- [SELECTED EXCERPT]:
-- Opening Marker --

Results indicated that the sensitivity from pulse oximetry readings was higher than the sensitivity of ABI readings (77%; 95% CI, 61-88% vs 63%; 95% CI 46-77%). Both methods had a specificity of 97% (95% CI, 91-99%), however. When used in combination, they had a sensitivity of 86% (95% CI, 71-94%) and a specificity of 92% (95% CI, 84-96%).

“Pulse oximetry of the toes seems as accurate as ABI to screen for LEAD in patients with type 2 diabetes,” investigators wrote.

Pulse oximetry produced a ratio of 30 for the positive likelihood of LEAD (95% CI, 7.6-121) and a ratio of 0.23 (95% CI, 0.12-0.43) for the negative likelihood ratio. Ratios for ABI were 24.8 (95% CI, 6.2-99.8) and 0.38 (95% CI, 0.25-0.59), respectively.

GD Prevalent Among Other Ethnicities

First found to be prevalent in Pima Indians, investigators have now reported that gestational diabetes (GD) may also be prevalent in other ethnicities.

A study in Diabetes Care has shown that GD is on the rise across multiethnic populations and has increased in prevalence for all ethnic groups. Investigators used a database of 36,403 patients from a Kaiser Permanente of Colorado (KPCO) protocol that screens for diabetes to test the trends of GD in the United States. Investigators were interested in patients with diverse ethnic backgrounds, and they used data collected from KPCO between 1994 and 2002.

-- Closing Marker --

- [WORK INSTRUCTION]: Copy the lines of the diabetes research text from "Results indicated that" up to and including "(95% CI, 84-96%).".

- [DATA EXTRACT]:

-- Opening Marker --

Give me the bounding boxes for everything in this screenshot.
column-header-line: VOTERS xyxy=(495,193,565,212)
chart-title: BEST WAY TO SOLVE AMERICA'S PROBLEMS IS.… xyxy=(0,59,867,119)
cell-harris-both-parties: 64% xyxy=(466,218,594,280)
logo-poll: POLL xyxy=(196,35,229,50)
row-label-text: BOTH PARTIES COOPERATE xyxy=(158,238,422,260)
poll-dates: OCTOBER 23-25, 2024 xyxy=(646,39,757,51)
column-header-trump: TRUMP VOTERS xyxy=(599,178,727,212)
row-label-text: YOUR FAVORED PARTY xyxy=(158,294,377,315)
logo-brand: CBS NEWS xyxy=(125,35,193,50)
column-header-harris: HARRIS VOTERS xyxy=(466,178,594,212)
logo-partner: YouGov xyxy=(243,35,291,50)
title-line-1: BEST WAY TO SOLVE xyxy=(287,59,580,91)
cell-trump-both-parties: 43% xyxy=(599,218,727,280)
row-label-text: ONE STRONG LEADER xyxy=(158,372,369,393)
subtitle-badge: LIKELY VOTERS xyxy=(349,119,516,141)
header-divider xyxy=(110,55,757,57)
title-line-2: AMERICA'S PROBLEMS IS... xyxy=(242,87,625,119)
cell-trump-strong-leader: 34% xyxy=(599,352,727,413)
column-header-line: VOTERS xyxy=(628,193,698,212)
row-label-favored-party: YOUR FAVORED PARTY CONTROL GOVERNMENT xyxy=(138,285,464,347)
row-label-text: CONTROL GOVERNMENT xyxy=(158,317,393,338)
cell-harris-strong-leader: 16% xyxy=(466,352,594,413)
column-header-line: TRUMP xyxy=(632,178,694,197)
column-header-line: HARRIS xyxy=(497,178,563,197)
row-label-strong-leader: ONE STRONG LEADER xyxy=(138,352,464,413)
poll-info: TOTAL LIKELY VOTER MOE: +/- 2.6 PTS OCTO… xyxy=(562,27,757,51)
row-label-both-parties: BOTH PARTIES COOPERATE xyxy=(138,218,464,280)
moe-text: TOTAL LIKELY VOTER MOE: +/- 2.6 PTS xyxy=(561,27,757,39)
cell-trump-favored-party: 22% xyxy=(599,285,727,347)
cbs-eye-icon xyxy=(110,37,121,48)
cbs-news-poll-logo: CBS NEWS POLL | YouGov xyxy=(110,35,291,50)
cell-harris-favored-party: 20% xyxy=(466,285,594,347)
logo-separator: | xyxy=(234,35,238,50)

-- Closing Marker --

- [ANSWER SPACE]:
Results indicated that the sensitivity from pulse oximetry readings was higher than the sensitivity of ABI readings (77%; 95% CI, 61-88% vs 63%; 95% CI 46-77%). Both methods had a specificity of 97% (95% CI, 91-99%), however. When used in combination, they had a sensitivity of 86% (95% CI, 71-94%) and a specificity of 92% (95% CI, 84-96%).